---- Task input
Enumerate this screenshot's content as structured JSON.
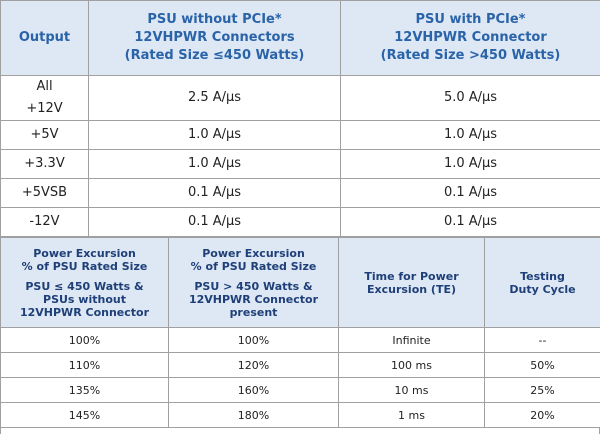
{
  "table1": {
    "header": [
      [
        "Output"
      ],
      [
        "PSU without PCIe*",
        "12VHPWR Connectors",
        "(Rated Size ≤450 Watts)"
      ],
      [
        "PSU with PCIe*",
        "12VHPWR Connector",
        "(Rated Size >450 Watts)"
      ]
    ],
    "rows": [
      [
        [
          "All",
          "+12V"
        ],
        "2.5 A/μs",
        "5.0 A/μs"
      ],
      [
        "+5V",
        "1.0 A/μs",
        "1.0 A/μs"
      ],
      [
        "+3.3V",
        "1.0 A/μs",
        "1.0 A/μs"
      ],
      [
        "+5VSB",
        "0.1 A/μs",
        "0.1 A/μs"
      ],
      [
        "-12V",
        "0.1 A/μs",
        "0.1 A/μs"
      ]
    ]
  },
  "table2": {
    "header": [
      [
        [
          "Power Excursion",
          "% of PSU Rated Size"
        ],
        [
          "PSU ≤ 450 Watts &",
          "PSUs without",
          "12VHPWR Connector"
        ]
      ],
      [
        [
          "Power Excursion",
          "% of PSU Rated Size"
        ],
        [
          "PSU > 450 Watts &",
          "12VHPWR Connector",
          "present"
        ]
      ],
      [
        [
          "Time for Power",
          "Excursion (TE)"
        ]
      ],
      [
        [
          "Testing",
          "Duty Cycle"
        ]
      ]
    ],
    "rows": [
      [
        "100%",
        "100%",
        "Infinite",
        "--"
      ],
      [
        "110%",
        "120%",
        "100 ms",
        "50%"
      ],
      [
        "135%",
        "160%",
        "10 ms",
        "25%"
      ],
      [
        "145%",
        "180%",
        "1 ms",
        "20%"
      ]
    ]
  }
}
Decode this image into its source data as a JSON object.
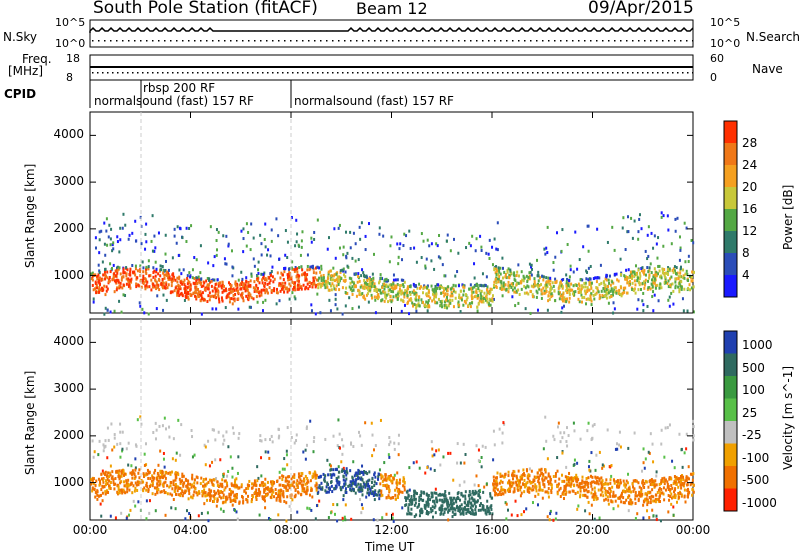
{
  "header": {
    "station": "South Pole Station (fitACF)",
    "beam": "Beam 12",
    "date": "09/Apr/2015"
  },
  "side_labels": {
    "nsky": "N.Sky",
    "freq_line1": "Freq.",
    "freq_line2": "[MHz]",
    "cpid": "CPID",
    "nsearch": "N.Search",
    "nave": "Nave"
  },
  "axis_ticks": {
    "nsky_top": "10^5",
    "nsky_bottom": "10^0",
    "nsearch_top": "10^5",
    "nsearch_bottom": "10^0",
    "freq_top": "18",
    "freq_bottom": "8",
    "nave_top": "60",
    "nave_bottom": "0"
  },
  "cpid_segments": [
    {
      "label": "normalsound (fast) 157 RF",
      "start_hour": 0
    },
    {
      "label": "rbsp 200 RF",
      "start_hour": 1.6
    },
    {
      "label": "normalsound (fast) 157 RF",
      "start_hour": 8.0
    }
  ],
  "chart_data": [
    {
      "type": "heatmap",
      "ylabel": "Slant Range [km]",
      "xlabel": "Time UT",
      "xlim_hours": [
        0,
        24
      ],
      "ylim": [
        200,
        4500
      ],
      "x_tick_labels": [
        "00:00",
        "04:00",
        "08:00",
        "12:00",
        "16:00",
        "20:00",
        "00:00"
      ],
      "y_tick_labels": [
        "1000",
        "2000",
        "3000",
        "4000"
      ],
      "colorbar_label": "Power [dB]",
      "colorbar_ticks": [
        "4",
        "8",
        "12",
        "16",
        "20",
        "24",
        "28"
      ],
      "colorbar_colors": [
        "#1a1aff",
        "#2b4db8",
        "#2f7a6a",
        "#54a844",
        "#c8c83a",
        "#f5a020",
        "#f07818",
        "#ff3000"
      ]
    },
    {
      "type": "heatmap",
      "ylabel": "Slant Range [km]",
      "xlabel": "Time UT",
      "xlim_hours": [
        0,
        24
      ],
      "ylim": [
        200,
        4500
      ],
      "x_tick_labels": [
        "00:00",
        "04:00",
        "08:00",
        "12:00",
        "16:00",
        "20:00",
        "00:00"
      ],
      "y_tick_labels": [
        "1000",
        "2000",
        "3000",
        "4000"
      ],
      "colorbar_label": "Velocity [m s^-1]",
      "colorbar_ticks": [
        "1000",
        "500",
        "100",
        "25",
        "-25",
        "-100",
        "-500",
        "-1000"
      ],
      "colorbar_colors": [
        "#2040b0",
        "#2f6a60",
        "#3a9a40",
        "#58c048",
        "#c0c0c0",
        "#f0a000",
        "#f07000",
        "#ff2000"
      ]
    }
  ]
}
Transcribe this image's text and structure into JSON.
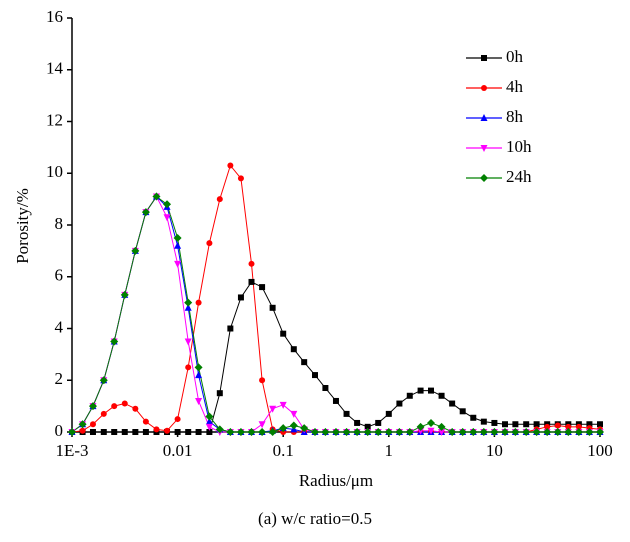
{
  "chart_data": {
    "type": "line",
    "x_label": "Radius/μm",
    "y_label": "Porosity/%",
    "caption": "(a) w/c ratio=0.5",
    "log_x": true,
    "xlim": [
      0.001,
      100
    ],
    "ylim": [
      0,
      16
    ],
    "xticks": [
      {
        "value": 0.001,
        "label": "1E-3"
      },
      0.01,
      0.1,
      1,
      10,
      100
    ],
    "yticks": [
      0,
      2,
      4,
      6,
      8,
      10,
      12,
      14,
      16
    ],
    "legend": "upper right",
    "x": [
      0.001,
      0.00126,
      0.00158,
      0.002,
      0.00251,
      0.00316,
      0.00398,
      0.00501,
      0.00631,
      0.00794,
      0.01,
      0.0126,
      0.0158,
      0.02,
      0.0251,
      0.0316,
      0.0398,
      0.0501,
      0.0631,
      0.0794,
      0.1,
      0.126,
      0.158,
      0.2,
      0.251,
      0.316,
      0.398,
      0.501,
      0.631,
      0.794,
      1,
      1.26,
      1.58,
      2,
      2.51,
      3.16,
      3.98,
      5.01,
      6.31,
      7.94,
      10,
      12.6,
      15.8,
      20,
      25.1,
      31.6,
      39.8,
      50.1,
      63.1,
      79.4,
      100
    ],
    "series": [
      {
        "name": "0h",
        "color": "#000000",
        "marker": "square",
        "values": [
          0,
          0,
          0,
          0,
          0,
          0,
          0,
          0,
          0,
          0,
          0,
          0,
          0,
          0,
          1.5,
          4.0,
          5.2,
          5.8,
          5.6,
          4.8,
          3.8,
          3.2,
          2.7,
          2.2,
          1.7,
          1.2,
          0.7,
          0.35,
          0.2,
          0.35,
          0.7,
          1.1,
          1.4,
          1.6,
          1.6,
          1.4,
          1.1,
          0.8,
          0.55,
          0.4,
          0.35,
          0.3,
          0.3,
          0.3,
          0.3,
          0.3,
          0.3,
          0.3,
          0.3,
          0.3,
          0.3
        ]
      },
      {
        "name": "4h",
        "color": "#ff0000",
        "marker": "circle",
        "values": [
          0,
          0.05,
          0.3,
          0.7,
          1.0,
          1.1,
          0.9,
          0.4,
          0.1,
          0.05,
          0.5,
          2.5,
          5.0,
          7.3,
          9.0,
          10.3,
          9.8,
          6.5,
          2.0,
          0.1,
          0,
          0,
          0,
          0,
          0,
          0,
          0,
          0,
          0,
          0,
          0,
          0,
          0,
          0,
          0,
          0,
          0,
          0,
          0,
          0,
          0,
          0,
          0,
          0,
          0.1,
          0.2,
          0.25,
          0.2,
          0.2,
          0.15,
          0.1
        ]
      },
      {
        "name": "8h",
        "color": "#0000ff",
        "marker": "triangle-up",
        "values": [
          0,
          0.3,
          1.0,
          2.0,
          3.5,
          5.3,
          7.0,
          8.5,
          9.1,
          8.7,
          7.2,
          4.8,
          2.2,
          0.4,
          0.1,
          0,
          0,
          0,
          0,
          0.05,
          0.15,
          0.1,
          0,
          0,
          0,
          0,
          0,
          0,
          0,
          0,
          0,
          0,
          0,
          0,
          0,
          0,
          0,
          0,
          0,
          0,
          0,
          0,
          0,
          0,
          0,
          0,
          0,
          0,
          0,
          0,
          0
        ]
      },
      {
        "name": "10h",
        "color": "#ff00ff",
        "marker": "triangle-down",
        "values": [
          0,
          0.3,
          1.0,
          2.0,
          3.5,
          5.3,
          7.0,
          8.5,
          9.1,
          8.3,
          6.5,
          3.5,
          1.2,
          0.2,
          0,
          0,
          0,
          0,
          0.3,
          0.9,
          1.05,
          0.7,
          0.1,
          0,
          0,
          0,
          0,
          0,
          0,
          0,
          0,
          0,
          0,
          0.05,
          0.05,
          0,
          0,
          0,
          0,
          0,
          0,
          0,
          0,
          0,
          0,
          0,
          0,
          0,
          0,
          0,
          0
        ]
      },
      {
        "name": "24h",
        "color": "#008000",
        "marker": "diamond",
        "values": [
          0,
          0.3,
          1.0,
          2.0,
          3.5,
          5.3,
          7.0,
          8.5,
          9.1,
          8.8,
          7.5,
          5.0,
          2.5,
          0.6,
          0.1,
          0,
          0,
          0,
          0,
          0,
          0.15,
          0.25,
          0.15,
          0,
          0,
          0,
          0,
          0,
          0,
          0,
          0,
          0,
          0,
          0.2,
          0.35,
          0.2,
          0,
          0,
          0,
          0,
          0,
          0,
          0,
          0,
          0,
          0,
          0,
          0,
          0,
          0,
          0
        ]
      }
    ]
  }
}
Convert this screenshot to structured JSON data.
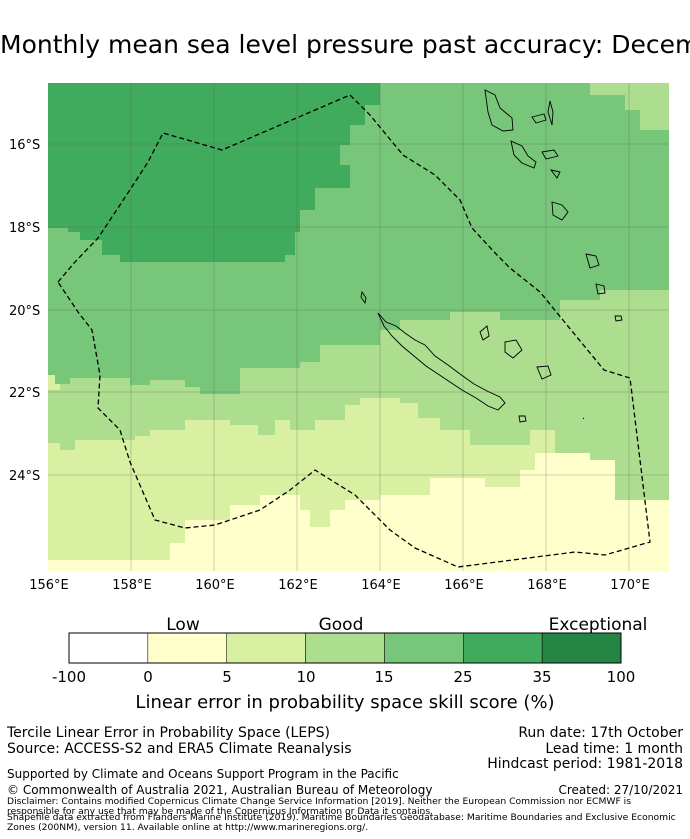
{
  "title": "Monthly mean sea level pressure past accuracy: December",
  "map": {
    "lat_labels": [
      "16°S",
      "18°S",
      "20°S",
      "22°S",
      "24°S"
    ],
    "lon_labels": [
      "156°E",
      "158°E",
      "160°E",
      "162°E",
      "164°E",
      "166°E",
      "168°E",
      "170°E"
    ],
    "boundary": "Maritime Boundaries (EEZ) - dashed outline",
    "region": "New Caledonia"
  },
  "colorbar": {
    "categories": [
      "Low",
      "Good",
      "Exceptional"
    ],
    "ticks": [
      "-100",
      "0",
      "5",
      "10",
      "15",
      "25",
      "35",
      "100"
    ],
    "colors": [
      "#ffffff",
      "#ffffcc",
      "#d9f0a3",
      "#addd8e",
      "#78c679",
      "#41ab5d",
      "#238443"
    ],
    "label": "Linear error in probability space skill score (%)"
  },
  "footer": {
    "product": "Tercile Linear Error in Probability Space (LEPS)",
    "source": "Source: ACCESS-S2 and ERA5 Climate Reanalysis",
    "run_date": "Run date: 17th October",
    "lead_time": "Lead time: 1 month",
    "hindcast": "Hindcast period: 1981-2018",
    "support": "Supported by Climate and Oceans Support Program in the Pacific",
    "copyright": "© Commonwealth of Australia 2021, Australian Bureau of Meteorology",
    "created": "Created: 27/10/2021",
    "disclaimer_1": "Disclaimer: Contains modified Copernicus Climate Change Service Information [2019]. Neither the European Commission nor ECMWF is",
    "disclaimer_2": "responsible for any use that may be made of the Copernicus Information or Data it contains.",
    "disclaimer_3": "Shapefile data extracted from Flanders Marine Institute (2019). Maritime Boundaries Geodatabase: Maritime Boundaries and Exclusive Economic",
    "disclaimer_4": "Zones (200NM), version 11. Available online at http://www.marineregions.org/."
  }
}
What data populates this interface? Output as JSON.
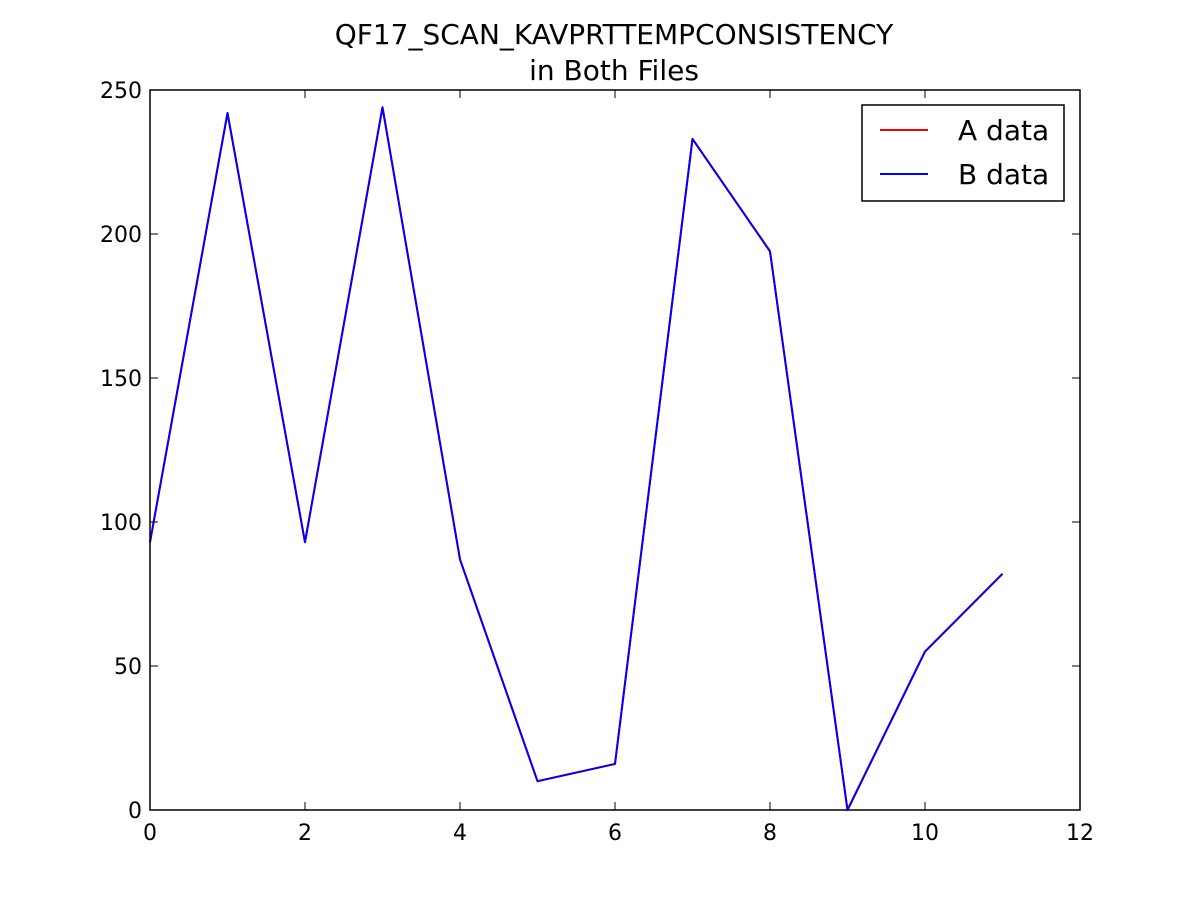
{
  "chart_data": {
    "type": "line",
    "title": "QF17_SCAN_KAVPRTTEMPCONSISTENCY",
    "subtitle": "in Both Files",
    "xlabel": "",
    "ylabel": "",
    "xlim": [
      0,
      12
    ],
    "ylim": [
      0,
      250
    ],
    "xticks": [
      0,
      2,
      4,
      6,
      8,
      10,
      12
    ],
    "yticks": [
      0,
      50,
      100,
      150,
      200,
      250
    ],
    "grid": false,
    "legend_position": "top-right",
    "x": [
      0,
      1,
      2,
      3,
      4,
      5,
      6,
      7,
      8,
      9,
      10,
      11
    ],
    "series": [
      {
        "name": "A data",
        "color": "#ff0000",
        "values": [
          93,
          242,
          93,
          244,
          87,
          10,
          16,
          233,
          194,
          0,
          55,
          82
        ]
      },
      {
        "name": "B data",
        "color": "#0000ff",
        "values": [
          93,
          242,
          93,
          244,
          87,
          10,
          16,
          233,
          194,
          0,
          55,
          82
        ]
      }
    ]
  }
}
--------
Do not include the pictures. Quote only the lines from the line with "What data populates" through the end of the material, both ends included, exactly.

Completed task
What data populates this interface? Output as JSON.
{
  "chart_data": {
    "type": "line",
    "title": "QF17_SCAN_KAVPRTTEMPCONSISTENCY",
    "subtitle": "in Both Files",
    "xlabel": "",
    "ylabel": "",
    "xlim": [
      0,
      12
    ],
    "ylim": [
      0,
      250
    ],
    "xticks": [
      0,
      2,
      4,
      6,
      8,
      10,
      12
    ],
    "yticks": [
      0,
      50,
      100,
      150,
      200,
      250
    ],
    "grid": false,
    "legend_position": "top-right",
    "x": [
      0,
      1,
      2,
      3,
      4,
      5,
      6,
      7,
      8,
      9,
      10,
      11
    ],
    "series": [
      {
        "name": "A data",
        "color": "#ff0000",
        "values": [
          93,
          242,
          93,
          244,
          87,
          10,
          16,
          233,
          194,
          0,
          55,
          82
        ]
      },
      {
        "name": "B data",
        "color": "#0000ff",
        "values": [
          93,
          242,
          93,
          244,
          87,
          10,
          16,
          233,
          194,
          0,
          55,
          82
        ]
      }
    ]
  }
}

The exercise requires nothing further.